Directions »
Print the entire listing. Each line must match the original exactly.

Information shown »
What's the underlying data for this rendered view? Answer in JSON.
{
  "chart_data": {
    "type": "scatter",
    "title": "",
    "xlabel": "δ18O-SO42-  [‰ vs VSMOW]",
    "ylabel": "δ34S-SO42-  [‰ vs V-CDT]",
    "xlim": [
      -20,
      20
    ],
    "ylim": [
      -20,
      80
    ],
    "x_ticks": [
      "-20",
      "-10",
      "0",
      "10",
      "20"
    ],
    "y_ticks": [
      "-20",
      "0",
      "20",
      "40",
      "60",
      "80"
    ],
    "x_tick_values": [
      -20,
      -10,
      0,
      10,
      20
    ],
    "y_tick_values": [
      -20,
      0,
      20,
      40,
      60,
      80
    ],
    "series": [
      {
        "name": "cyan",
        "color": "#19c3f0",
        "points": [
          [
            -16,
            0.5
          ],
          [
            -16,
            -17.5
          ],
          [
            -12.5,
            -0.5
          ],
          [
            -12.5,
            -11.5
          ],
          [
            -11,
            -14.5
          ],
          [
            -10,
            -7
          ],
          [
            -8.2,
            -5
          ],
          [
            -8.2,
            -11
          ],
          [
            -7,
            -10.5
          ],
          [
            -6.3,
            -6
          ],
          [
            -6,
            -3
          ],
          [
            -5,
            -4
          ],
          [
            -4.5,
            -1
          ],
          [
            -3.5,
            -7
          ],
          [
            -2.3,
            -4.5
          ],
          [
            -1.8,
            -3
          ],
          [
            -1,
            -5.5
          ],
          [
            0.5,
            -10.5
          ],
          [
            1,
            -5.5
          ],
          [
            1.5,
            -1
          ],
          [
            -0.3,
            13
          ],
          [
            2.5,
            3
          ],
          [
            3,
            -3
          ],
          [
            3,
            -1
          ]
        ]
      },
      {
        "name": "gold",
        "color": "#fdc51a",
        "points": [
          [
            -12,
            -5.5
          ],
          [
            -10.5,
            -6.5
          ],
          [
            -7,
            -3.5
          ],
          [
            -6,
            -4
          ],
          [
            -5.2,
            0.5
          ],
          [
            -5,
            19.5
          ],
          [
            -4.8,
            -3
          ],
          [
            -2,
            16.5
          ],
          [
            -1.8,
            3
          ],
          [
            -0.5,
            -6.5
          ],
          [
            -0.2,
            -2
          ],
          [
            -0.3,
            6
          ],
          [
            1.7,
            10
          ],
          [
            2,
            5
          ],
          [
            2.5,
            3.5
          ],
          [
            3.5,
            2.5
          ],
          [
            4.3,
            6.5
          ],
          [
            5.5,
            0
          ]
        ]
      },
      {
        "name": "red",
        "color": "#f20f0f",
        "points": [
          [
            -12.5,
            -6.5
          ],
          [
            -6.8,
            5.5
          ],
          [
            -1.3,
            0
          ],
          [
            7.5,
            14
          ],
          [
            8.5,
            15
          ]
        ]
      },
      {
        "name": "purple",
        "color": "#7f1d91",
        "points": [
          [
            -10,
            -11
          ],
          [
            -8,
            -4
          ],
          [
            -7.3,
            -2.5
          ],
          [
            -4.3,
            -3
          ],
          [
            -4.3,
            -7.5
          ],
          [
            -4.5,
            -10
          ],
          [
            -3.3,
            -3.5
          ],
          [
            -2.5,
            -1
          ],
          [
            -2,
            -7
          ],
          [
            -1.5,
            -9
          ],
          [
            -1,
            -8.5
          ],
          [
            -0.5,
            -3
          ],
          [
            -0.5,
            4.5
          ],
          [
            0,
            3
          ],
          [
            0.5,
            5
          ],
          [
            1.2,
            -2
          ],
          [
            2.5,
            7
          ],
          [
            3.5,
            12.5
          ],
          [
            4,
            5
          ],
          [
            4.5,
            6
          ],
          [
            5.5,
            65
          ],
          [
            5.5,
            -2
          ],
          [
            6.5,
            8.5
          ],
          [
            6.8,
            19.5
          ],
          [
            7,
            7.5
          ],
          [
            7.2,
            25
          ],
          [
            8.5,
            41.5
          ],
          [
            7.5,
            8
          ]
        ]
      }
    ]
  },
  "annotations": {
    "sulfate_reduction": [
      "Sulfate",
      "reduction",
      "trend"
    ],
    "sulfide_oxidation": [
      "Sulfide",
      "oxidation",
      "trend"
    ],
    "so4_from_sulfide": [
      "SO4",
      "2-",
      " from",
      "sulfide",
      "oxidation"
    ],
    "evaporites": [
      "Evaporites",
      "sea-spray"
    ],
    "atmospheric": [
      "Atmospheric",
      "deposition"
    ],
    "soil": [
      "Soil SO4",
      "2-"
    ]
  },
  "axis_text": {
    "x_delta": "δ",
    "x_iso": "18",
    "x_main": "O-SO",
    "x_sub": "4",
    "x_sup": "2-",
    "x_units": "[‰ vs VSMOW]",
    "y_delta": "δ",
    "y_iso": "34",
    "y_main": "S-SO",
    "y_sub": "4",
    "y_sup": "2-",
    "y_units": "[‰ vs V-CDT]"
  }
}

Exercise output »
What's the underlying data for this rendered view? Answer in JSON.
{
  "chart_data": {
    "type": "scatter",
    "title": "",
    "xlabel": "δ18O-SO42-  [‰ vs VSMOW]",
    "ylabel": "δ34S-SO42-  [‰ vs V-CDT]",
    "xlim": [
      -20,
      20
    ],
    "ylim": [
      -20,
      80
    ],
    "x_ticks": [
      "-20",
      "-10",
      "0",
      "10",
      "20"
    ],
    "y_ticks": [
      "-20",
      "0",
      "20",
      "40",
      "60",
      "80"
    ],
    "x_tick_values": [
      -20,
      -10,
      0,
      10,
      20
    ],
    "y_tick_values": [
      -20,
      0,
      20,
      40,
      60,
      80
    ],
    "series": [
      {
        "name": "cyan",
        "color": "#19c3f0",
        "points": [
          [
            -16,
            0.5
          ],
          [
            -16,
            -17.5
          ],
          [
            -12.5,
            -0.5
          ],
          [
            -12.5,
            -11.5
          ],
          [
            -11,
            -14.5
          ],
          [
            -10,
            -7
          ],
          [
            -8.2,
            -5
          ],
          [
            -8.2,
            -11
          ],
          [
            -7,
            -10.5
          ],
          [
            -6.3,
            -6
          ],
          [
            -6,
            -3
          ],
          [
            -5,
            -4
          ],
          [
            -4.5,
            -1
          ],
          [
            -3.5,
            -7
          ],
          [
            -2.3,
            -4.5
          ],
          [
            -1.8,
            -3
          ],
          [
            -1,
            -5.5
          ],
          [
            0.5,
            -10.5
          ],
          [
            1,
            -5.5
          ],
          [
            1.5,
            -1
          ],
          [
            -0.3,
            13
          ],
          [
            2.5,
            3
          ],
          [
            3,
            -3
          ],
          [
            3,
            -1
          ]
        ]
      },
      {
        "name": "gold",
        "color": "#fdc51a",
        "points": [
          [
            -12,
            -5.5
          ],
          [
            -10.5,
            -6.5
          ],
          [
            -7,
            -3.5
          ],
          [
            -6,
            -4
          ],
          [
            -5.2,
            0.5
          ],
          [
            -5,
            19.5
          ],
          [
            -4.8,
            -3
          ],
          [
            -2,
            16.5
          ],
          [
            -1.8,
            3
          ],
          [
            -0.5,
            -6.5
          ],
          [
            -0.2,
            -2
          ],
          [
            -0.3,
            6
          ],
          [
            1.7,
            10
          ],
          [
            2,
            5
          ],
          [
            2.5,
            3.5
          ],
          [
            3.5,
            2.5
          ],
          [
            4.3,
            6.5
          ],
          [
            5.5,
            0
          ]
        ]
      },
      {
        "name": "red",
        "color": "#f20f0f",
        "points": [
          [
            -12.5,
            -6.5
          ],
          [
            -6.8,
            5.5
          ],
          [
            -1.3,
            0
          ],
          [
            7.5,
            14
          ],
          [
            8.5,
            15
          ]
        ]
      },
      {
        "name": "purple",
        "color": "#7f1d91",
        "points": [
          [
            -10,
            -11
          ],
          [
            -8,
            -4
          ],
          [
            -7.3,
            -2.5
          ],
          [
            -4.3,
            -3
          ],
          [
            -4.3,
            -7.5
          ],
          [
            -4.5,
            -10
          ],
          [
            -3.3,
            -3.5
          ],
          [
            -2.5,
            -1
          ],
          [
            -2,
            -7
          ],
          [
            -1.5,
            -9
          ],
          [
            -1,
            -8.5
          ],
          [
            -0.5,
            -3
          ],
          [
            -0.5,
            4.5
          ],
          [
            0,
            3
          ],
          [
            0.5,
            5
          ],
          [
            1.2,
            -2
          ],
          [
            2.5,
            7
          ],
          [
            3.5,
            12.5
          ],
          [
            4,
            5
          ],
          [
            4.5,
            6
          ],
          [
            5.5,
            65
          ],
          [
            5.5,
            -2
          ],
          [
            6.5,
            8.5
          ],
          [
            6.8,
            19.5
          ],
          [
            7,
            7.5
          ],
          [
            7.2,
            25
          ],
          [
            8.5,
            41.5
          ],
          [
            7.5,
            8
          ]
        ]
      }
    ]
  },
  "annotations": {
    "sulfate_reduction": [
      "Sulfate",
      "reduction",
      "trend"
    ],
    "sulfide_oxidation": [
      "Sulfide",
      "oxidation",
      "trend"
    ],
    "so4_from_sulfide": [
      "SO4",
      "2-",
      " from",
      "sulfide",
      "oxidation"
    ],
    "evaporites": [
      "Evaporites",
      "sea-spray"
    ],
    "atmospheric": [
      "Atmospheric",
      "deposition"
    ],
    "soil": [
      "Soil SO4",
      "2-"
    ]
  },
  "axis_text": {
    "x_delta": "δ",
    "x_iso": "18",
    "x_main": "O-SO",
    "x_sub": "4",
    "x_sup": "2-",
    "x_units": "[‰ vs VSMOW]",
    "y_delta": "δ",
    "y_iso": "34",
    "y_main": "S-SO",
    "y_sub": "4",
    "y_sup": "2-",
    "y_units": "[‰ vs V-CDT]"
  }
}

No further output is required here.